◆ Task details
Below is a listing to transcribe in full and exactly; keep the pictures out.

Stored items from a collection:
* * *

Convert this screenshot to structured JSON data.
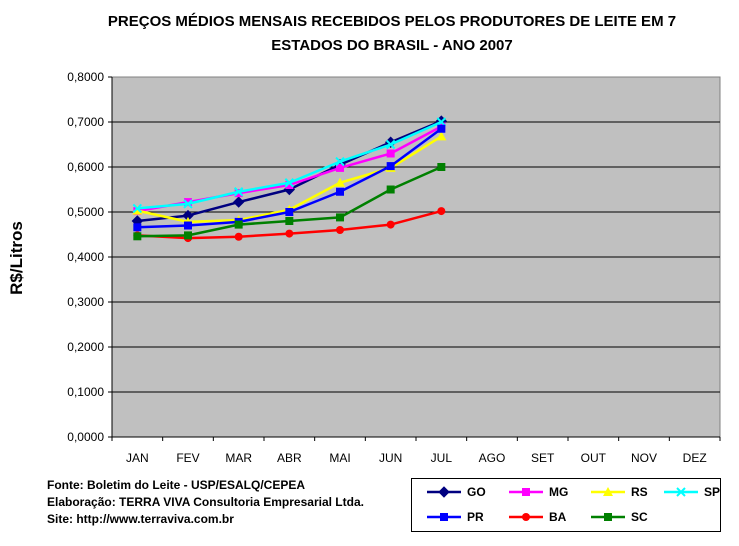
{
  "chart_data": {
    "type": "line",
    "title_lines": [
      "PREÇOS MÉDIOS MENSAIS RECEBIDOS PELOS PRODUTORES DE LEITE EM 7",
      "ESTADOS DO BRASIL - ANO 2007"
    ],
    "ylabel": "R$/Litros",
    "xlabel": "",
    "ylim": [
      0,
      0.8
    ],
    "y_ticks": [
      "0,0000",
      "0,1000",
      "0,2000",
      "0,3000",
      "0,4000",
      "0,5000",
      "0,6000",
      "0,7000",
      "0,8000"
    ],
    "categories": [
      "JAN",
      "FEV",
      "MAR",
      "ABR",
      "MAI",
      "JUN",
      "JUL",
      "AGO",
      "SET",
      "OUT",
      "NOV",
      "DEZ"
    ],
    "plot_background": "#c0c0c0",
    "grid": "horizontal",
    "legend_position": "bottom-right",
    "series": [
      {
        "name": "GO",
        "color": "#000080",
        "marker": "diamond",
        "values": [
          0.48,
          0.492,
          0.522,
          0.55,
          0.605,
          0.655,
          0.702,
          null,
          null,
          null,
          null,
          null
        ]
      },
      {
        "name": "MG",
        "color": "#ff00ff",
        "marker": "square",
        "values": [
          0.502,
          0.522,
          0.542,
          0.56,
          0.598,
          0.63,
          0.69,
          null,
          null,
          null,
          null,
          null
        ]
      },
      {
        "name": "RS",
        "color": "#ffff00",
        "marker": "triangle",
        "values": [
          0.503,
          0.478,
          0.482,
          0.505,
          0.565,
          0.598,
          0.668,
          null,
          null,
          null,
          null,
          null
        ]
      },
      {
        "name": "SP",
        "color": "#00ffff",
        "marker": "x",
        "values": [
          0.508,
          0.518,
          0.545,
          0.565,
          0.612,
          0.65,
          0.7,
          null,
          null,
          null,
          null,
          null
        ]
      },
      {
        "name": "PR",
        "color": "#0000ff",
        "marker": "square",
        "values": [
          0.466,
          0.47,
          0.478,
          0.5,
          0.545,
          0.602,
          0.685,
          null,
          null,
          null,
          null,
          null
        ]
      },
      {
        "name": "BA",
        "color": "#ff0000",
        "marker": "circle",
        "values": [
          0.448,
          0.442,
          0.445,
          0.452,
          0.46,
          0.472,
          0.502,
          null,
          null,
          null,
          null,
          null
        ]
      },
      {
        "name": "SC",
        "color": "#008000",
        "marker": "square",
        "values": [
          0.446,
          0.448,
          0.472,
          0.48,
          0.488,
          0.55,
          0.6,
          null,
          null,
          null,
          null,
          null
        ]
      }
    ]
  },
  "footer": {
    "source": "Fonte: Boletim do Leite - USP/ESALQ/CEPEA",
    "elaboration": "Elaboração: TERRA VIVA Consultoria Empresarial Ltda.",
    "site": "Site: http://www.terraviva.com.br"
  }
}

* * *

◆ Task response
Convert this screenshot to structured JSON data.
{
  "chart_data": {
    "type": "line",
    "title_lines": [
      "PREÇOS MÉDIOS MENSAIS RECEBIDOS PELOS PRODUTORES DE LEITE EM 7",
      "ESTADOS DO BRASIL - ANO 2007"
    ],
    "ylabel": "R$/Litros",
    "xlabel": "",
    "ylim": [
      0,
      0.8
    ],
    "y_ticks": [
      "0,0000",
      "0,1000",
      "0,2000",
      "0,3000",
      "0,4000",
      "0,5000",
      "0,6000",
      "0,7000",
      "0,8000"
    ],
    "categories": [
      "JAN",
      "FEV",
      "MAR",
      "ABR",
      "MAI",
      "JUN",
      "JUL",
      "AGO",
      "SET",
      "OUT",
      "NOV",
      "DEZ"
    ],
    "plot_background": "#c0c0c0",
    "grid": "horizontal",
    "legend_position": "bottom-right",
    "series": [
      {
        "name": "GO",
        "color": "#000080",
        "marker": "diamond",
        "values": [
          0.48,
          0.492,
          0.522,
          0.55,
          0.605,
          0.655,
          0.702,
          null,
          null,
          null,
          null,
          null
        ]
      },
      {
        "name": "MG",
        "color": "#ff00ff",
        "marker": "square",
        "values": [
          0.502,
          0.522,
          0.542,
          0.56,
          0.598,
          0.63,
          0.69,
          null,
          null,
          null,
          null,
          null
        ]
      },
      {
        "name": "RS",
        "color": "#ffff00",
        "marker": "triangle",
        "values": [
          0.503,
          0.478,
          0.482,
          0.505,
          0.565,
          0.598,
          0.668,
          null,
          null,
          null,
          null,
          null
        ]
      },
      {
        "name": "SP",
        "color": "#00ffff",
        "marker": "x",
        "values": [
          0.508,
          0.518,
          0.545,
          0.565,
          0.612,
          0.65,
          0.7,
          null,
          null,
          null,
          null,
          null
        ]
      },
      {
        "name": "PR",
        "color": "#0000ff",
        "marker": "square",
        "values": [
          0.466,
          0.47,
          0.478,
          0.5,
          0.545,
          0.602,
          0.685,
          null,
          null,
          null,
          null,
          null
        ]
      },
      {
        "name": "BA",
        "color": "#ff0000",
        "marker": "circle",
        "values": [
          0.448,
          0.442,
          0.445,
          0.452,
          0.46,
          0.472,
          0.502,
          null,
          null,
          null,
          null,
          null
        ]
      },
      {
        "name": "SC",
        "color": "#008000",
        "marker": "square",
        "values": [
          0.446,
          0.448,
          0.472,
          0.48,
          0.488,
          0.55,
          0.6,
          null,
          null,
          null,
          null,
          null
        ]
      }
    ]
  },
  "footer": {
    "source": "Fonte: Boletim do Leite - USP/ESALQ/CEPEA",
    "elaboration": "Elaboração: TERRA VIVA Consultoria Empresarial Ltda.",
    "site": "Site: http://www.terraviva.com.br"
  }
}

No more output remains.